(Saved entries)
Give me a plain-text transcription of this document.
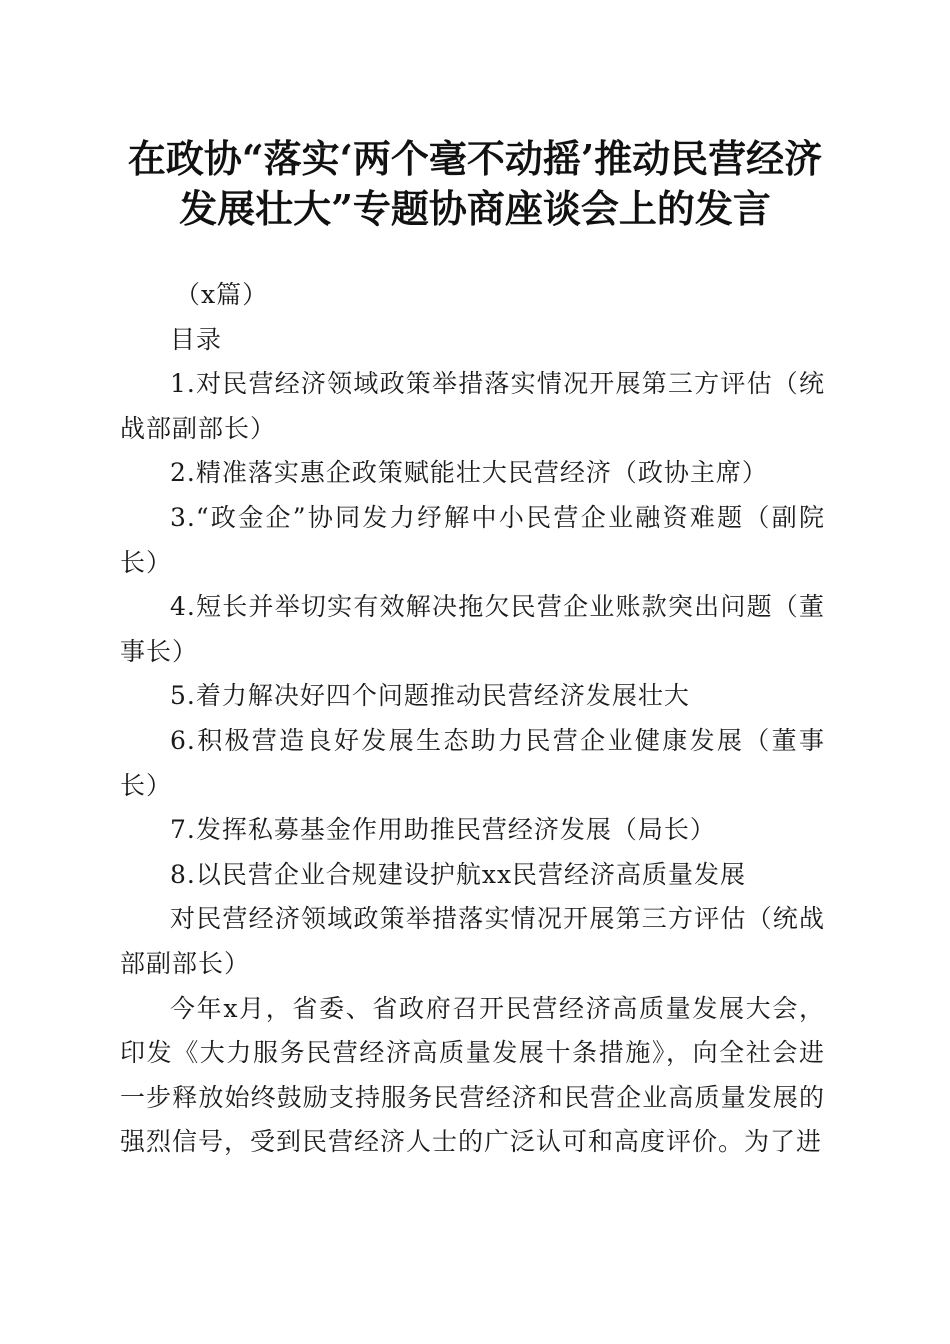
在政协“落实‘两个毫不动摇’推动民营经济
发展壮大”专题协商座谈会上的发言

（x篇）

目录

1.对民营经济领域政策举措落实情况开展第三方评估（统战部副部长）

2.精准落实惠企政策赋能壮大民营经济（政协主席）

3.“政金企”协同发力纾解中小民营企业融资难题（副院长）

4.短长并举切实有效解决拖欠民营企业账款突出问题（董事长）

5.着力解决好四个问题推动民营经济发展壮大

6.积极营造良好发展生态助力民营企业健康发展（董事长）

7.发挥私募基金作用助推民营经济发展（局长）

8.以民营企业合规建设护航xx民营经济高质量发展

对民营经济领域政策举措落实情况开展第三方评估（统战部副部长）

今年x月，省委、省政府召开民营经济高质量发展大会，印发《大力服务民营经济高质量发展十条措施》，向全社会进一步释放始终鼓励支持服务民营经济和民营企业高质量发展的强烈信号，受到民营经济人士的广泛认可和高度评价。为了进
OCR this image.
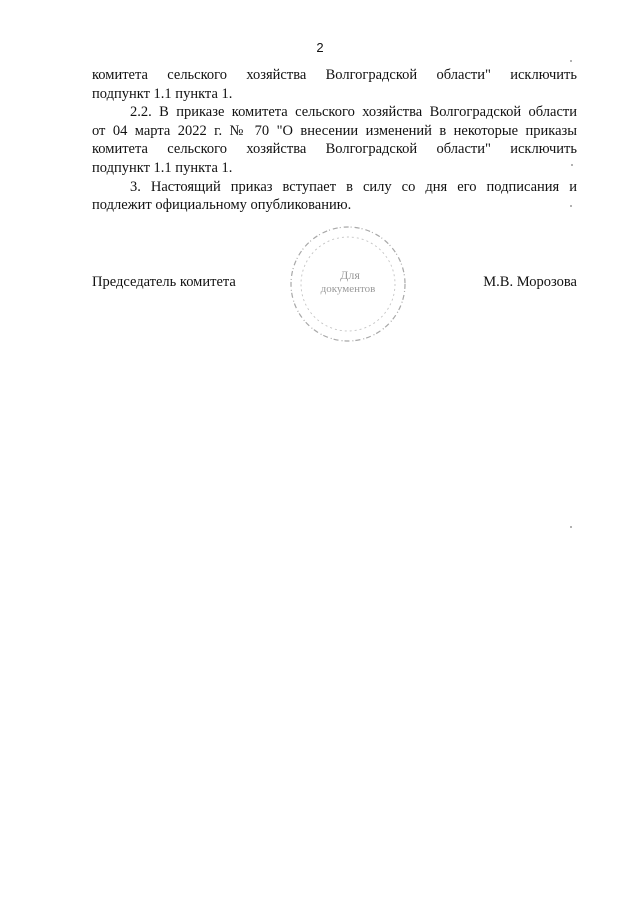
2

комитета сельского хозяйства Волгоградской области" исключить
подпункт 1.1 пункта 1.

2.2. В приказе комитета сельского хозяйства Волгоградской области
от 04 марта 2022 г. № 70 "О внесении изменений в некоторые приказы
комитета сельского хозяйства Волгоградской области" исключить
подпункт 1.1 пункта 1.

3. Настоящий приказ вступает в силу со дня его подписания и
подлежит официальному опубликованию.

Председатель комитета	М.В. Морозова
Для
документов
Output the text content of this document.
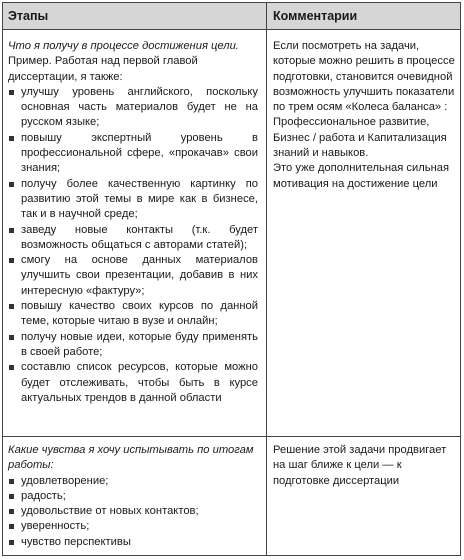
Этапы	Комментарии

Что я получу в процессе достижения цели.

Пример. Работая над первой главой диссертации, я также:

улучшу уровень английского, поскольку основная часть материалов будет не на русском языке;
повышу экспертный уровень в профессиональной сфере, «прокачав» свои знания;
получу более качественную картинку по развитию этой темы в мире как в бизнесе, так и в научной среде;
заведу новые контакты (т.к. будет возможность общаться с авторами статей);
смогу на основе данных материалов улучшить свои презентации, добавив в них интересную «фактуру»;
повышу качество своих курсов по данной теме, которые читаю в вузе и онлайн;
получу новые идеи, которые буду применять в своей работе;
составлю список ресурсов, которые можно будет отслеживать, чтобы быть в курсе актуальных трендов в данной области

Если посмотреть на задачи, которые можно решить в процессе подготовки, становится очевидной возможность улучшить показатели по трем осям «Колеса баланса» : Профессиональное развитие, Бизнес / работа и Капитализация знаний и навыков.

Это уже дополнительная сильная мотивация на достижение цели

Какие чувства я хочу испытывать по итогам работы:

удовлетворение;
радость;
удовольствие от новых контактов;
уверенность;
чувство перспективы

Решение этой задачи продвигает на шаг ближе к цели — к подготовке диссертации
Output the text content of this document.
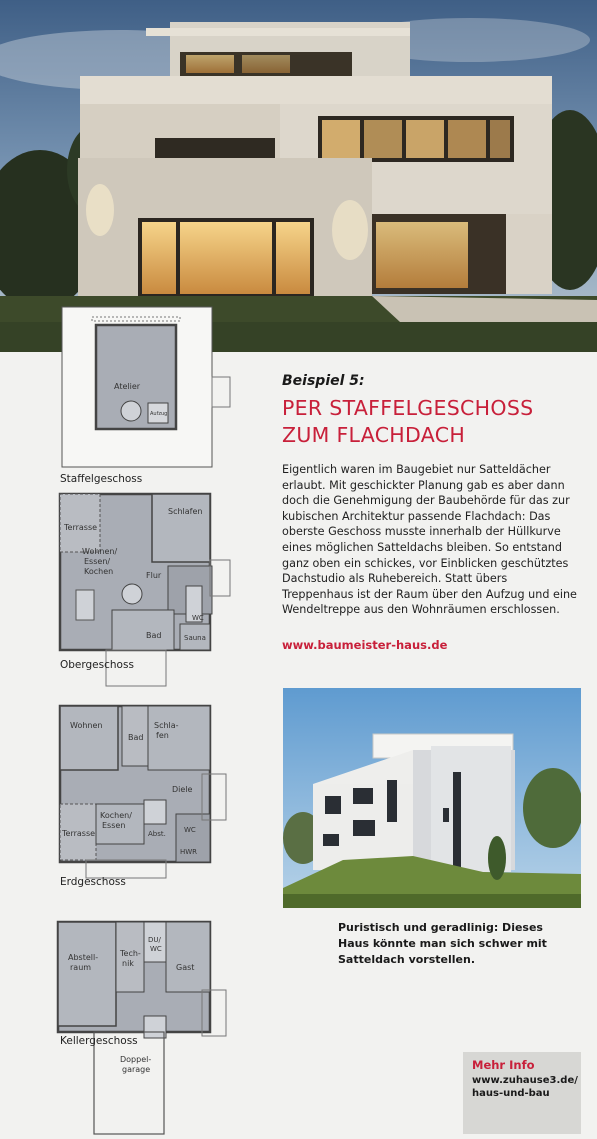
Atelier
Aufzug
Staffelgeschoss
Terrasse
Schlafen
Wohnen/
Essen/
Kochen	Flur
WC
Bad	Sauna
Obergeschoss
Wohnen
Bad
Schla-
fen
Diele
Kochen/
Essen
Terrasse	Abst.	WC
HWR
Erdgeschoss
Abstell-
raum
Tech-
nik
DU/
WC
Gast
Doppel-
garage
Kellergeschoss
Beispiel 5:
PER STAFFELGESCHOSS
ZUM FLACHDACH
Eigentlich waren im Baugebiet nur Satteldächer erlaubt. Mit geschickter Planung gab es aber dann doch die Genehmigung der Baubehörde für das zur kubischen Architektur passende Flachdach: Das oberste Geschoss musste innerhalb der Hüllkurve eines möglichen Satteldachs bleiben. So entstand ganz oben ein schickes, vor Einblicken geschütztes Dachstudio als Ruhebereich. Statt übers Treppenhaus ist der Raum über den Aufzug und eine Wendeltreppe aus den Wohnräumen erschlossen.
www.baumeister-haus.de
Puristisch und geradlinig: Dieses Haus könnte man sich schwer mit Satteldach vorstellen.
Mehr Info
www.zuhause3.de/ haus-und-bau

■ SET TASK ■
Repeat everything in the records precisely. Images are excluded from the copy.

■ REPLY ■
Give me a plain-text transcription of this document.
在政协“落实‘两个毫不动摇’推动民营经济
发展壮大”专题协商座谈会上的发言

（x篇）

目录

1.对民营经济领域政策举措落实情况开展第三方评估（统战部副部长）

2.精准落实惠企政策赋能壮大民营经济（政协主席）

3.“政金企”协同发力纾解中小民营企业融资难题（副院长）

4.短长并举切实有效解决拖欠民营企业账款突出问题（董事长）

5.着力解决好四个问题推动民营经济发展壮大

6.积极营造良好发展生态助力民营企业健康发展（董事长）

7.发挥私募基金作用助推民营经济发展（局长）

8.以民营企业合规建设护航xx民营经济高质量发展

对民营经济领域政策举措落实情况开展第三方评估（统战部副部长）

今年x月，省委、省政府召开民营经济高质量发展大会，印发《大力服务民营经济高质量发展十条措施》，向全社会进一步释放始终鼓励支持服务民营经济和民营企业高质量发展的强烈信号，受到民营经济人士的广泛认可和高度评价。为了进
OCR this image.
2

комитета сельского хозяйства Волгоградской области" исключить
подпункт 1.1 пункта 1.

2.2. В приказе комитета сельского хозяйства Волгоградской области
от 04 марта 2022 г. № 70 "О внесении изменений в некоторые приказы
комитета сельского хозяйства Волгоградской области" исключить
подпункт 1.1 пункта 1.

3. Настоящий приказ вступает в силу со дня его подписания и
подлежит официальному опубликованию.

Председатель комитета	М.В. Морозова
Для
документов
Output the text content of this document.
Этапы	Комментарии

Что я получу в процессе достижения цели.

Пример. Работая над первой главой диссертации, я также:

улучшу уровень английского, поскольку основная часть материалов будет не на русском языке;
повышу экспертный уровень в профессиональной сфере, «прокачав» свои знания;
получу более качественную картинку по развитию этой темы в мире как в бизнесе, так и в научной среде;
заведу новые контакты (т.к. будет возможность общаться с авторами статей);
смогу на основе данных материалов улучшить свои презентации, добавив в них интересную «фактуру»;
повышу качество своих курсов по данной теме, которые читаю в вузе и онлайн;
получу новые идеи, которые буду применять в своей работе;
составлю список ресурсов, которые можно будет отслеживать, чтобы быть в курсе актуальных трендов в данной области

Если посмотреть на задачи, которые можно решить в процессе подготовки, становится очевидной возможность улучшить показатели по трем осям «Колеса баланса» : Профессиональное развитие, Бизнес / работа и Капитализация знаний и навыков.

Это уже дополнительная сильная мотивация на достижение цели

Какие чувства я хочу испытывать по итогам работы:

удовлетворение;
радость;
удовольствие от новых контактов;
уверенность;
чувство перспективы

Решение этой задачи продвигает на шаг ближе к цели — к подготовке диссертации
Output the text content of this document.
Atelier
Aufzug
Staffelgeschoss
Terrasse
Schlafen
Wohnen/
Essen/
Kochen	Flur
WC
Bad	Sauna
Obergeschoss
Wohnen
Bad
Schla-
fen
Diele
Kochen/
Essen
Terrasse	Abst.	WC
HWR
Erdgeschoss
Abstell-
raum
Tech-
nik
DU/
WC
Gast
Doppel-
garage
Kellergeschoss
Beispiel 5:
PER STAFFELGESCHOSS
ZUM FLACHDACH
Eigentlich waren im Baugebiet nur Satteldächer erlaubt. Mit geschickter Planung gab es aber dann doch die Genehmigung der Baubehörde für das zur kubischen Architektur passende Flachdach: Das oberste Geschoss musste innerhalb der Hüllkurve eines möglichen Satteldachs bleiben. So entstand ganz oben ein schickes, vor Einblicken geschütztes Dachstudio als Ruhebereich. Statt übers Treppenhaus ist der Raum über den Aufzug und eine Wendeltreppe aus den Wohnräumen erschlossen.
www.baumeister-haus.de
Puristisch und geradlinig: Dieses Haus könnte man sich schwer mit Satteldach vorstellen.
Mehr Info
www.zuhause3.de/ haus-und-bau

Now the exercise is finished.